WHAT THE TASK REQUIRES
Each record is to be printed again precisely as it reads.

-----

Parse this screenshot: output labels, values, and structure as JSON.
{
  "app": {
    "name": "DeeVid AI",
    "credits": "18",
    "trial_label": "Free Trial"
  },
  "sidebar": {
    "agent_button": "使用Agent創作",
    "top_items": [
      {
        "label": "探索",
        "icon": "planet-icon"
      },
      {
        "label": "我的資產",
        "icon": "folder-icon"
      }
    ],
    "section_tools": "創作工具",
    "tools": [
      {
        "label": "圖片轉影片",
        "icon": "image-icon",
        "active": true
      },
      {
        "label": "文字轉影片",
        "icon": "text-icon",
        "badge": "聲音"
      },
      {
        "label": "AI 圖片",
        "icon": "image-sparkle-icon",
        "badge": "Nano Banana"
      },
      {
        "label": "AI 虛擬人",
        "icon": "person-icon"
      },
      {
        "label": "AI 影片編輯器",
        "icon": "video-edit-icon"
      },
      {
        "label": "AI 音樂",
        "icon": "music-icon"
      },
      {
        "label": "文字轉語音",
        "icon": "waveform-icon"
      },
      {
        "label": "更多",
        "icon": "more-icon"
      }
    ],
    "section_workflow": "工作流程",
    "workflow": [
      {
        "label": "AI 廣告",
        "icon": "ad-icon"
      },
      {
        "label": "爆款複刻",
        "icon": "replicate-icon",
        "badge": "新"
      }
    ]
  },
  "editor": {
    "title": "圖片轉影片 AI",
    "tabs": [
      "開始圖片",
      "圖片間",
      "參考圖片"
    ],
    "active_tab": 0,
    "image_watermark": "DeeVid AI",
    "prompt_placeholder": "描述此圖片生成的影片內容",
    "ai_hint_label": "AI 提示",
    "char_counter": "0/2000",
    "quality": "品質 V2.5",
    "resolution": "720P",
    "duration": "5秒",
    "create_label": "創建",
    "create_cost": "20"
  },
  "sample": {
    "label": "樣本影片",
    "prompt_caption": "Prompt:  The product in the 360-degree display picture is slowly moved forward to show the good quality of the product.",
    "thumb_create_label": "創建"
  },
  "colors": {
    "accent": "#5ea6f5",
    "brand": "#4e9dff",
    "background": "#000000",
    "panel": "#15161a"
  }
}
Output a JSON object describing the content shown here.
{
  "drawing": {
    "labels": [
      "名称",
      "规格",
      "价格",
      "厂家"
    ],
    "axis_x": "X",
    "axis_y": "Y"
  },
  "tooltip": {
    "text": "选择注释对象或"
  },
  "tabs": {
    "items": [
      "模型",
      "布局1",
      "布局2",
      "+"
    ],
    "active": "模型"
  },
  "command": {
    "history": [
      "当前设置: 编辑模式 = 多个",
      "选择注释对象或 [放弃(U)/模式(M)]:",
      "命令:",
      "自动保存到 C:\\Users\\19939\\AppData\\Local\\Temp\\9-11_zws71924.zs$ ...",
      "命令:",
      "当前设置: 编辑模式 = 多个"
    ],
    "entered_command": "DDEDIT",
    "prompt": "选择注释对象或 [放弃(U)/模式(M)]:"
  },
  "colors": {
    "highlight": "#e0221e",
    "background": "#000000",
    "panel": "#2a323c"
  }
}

-----

SOLUTION FOR THIS EXERCISE
Parse this screenshot: output labels, values, and structure as JSON.
{
  "app": {
    "name": "DeeVid AI",
    "credits": "18",
    "trial_label": "Free Trial"
  },
  "sidebar": {
    "agent_button": "使用Agent創作",
    "top_items": [
      {
        "label": "探索",
        "icon": "planet-icon"
      },
      {
        "label": "我的資產",
        "icon": "folder-icon"
      }
    ],
    "section_tools": "創作工具",
    "tools": [
      {
        "label": "圖片轉影片",
        "icon": "image-icon",
        "active": true
      },
      {
        "label": "文字轉影片",
        "icon": "text-icon",
        "badge": "聲音"
      },
      {
        "label": "AI 圖片",
        "icon": "image-sparkle-icon",
        "badge": "Nano Banana"
      },
      {
        "label": "AI 虛擬人",
        "icon": "person-icon"
      },
      {
        "label": "AI 影片編輯器",
        "icon": "video-edit-icon"
      },
      {
        "label": "AI 音樂",
        "icon": "music-icon"
      },
      {
        "label": "文字轉語音",
        "icon": "waveform-icon"
      },
      {
        "label": "更多",
        "icon": "more-icon"
      }
    ],
    "section_workflow": "工作流程",
    "workflow": [
      {
        "label": "AI 廣告",
        "icon": "ad-icon"
      },
      {
        "label": "爆款複刻",
        "icon": "replicate-icon",
        "badge": "新"
      }
    ]
  },
  "editor": {
    "title": "圖片轉影片 AI",
    "tabs": [
      "開始圖片",
      "圖片間",
      "參考圖片"
    ],
    "active_tab": 0,
    "image_watermark": "DeeVid AI",
    "prompt_placeholder": "描述此圖片生成的影片內容",
    "ai_hint_label": "AI 提示",
    "char_counter": "0/2000",
    "quality": "品質 V2.5",
    "resolution": "720P",
    "duration": "5秒",
    "create_label": "創建",
    "create_cost": "20"
  },
  "sample": {
    "label": "樣本影片",
    "prompt_caption": "Prompt:  The product in the 360-degree display picture is slowly moved forward to show the good quality of the product.",
    "thumb_create_label": "創建"
  },
  "colors": {
    "accent": "#5ea6f5",
    "brand": "#4e9dff",
    "background": "#000000",
    "panel": "#15161a"
  }
}
Output a JSON object describing the content shown here.
{
  "drawing": {
    "labels": [
      "名称",
      "规格",
      "价格",
      "厂家"
    ],
    "axis_x": "X",
    "axis_y": "Y"
  },
  "tooltip": {
    "text": "选择注释对象或"
  },
  "tabs": {
    "items": [
      "模型",
      "布局1",
      "布局2",
      "+"
    ],
    "active": "模型"
  },
  "command": {
    "history": [
      "当前设置: 编辑模式 = 多个",
      "选择注释对象或 [放弃(U)/模式(M)]:",
      "命令:",
      "自动保存到 C:\\Users\\19939\\AppData\\Local\\Temp\\9-11_zws71924.zs$ ...",
      "命令:",
      "当前设置: 编辑模式 = 多个"
    ],
    "entered_command": "DDEDIT",
    "prompt": "选择注释对象或 [放弃(U)/模式(M)]:"
  },
  "colors": {
    "highlight": "#e0221e",
    "background": "#000000",
    "panel": "#2a323c"
  }
}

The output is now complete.